EXERCISE DIRECTIONS:
State the number of lines in the listing below that contain the word "ffffff", and nothing besides.

====== DATASET EXTRACT

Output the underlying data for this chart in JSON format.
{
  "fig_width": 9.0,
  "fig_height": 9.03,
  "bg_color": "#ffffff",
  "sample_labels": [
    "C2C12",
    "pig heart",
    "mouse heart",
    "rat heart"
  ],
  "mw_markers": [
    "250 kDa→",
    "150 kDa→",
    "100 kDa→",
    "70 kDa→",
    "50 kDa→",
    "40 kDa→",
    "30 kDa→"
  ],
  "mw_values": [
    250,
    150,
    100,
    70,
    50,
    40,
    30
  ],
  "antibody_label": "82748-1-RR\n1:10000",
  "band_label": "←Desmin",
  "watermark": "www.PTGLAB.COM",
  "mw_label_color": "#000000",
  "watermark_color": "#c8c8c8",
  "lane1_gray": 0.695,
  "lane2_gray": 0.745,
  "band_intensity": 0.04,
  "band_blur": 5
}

============
====== DATASET EXTRACT

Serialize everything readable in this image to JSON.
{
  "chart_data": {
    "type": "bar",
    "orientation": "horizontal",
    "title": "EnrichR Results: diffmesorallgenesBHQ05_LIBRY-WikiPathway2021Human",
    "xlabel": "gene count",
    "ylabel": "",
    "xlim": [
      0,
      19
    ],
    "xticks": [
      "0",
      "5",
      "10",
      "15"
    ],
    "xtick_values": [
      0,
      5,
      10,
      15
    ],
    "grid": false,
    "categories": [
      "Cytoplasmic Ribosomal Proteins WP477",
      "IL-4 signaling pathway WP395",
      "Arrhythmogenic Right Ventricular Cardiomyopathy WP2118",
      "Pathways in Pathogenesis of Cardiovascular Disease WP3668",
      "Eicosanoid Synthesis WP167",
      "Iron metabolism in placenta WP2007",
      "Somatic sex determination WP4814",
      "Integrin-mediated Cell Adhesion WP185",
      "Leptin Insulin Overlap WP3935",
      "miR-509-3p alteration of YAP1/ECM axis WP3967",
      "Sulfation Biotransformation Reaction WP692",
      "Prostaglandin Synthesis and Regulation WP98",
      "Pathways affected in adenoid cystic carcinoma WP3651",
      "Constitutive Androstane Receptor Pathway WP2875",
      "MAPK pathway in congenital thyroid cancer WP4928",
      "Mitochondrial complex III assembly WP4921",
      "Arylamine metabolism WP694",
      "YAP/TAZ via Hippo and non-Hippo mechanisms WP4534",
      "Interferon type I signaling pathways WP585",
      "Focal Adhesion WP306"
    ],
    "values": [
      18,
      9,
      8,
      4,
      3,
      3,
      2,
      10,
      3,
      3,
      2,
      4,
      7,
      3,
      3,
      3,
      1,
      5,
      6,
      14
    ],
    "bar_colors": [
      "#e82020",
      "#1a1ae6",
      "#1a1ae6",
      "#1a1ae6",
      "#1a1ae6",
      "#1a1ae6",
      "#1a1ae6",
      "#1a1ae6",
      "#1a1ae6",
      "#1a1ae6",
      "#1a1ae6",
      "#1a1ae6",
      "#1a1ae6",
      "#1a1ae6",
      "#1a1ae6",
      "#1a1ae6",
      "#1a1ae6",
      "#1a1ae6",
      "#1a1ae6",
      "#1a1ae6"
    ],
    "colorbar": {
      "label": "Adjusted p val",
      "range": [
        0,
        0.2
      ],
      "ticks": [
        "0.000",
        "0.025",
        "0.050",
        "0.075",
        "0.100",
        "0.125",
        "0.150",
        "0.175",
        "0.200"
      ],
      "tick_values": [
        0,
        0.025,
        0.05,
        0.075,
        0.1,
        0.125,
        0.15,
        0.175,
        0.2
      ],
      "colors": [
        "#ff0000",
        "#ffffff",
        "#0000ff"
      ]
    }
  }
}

============
====== DATASET EXTRACT

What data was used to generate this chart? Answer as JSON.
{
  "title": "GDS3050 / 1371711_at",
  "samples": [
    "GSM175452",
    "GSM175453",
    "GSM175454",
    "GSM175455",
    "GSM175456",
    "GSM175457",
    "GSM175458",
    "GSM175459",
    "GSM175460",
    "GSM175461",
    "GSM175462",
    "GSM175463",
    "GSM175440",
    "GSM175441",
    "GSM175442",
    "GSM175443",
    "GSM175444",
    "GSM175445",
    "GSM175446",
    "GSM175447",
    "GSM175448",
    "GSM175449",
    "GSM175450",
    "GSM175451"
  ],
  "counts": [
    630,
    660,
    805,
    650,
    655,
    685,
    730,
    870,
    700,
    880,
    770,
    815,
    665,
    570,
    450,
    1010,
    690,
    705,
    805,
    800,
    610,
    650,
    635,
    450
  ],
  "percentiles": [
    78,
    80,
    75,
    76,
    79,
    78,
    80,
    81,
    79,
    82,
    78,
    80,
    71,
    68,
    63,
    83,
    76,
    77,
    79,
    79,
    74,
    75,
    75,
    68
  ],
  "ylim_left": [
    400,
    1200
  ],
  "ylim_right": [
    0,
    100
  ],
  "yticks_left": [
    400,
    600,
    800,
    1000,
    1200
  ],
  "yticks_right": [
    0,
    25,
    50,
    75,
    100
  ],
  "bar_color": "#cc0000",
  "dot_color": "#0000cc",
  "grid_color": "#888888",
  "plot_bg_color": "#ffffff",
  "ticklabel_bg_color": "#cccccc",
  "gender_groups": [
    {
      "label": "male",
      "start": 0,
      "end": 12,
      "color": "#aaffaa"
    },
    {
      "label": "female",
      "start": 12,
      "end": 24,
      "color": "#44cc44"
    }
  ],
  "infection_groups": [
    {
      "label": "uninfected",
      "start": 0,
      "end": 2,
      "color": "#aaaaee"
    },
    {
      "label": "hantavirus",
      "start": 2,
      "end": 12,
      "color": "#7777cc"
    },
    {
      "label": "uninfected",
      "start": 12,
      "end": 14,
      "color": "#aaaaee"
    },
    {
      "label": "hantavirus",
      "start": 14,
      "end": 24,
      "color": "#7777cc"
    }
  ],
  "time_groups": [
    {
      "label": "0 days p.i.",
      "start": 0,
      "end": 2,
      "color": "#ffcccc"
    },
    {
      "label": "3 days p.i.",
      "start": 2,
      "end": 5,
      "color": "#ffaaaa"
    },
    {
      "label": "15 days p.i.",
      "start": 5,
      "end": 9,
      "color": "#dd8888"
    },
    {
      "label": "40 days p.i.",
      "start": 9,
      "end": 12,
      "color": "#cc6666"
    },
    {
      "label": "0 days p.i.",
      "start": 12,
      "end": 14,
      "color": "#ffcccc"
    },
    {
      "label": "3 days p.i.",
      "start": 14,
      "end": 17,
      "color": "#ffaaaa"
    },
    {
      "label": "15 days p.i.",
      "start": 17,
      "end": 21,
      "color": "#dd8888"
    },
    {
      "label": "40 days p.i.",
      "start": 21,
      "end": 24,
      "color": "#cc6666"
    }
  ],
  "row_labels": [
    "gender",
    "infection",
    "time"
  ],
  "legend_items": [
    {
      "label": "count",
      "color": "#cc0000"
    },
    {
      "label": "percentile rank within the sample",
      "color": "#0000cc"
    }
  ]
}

============

OUTPUT FOR THIS EXERCISE:
3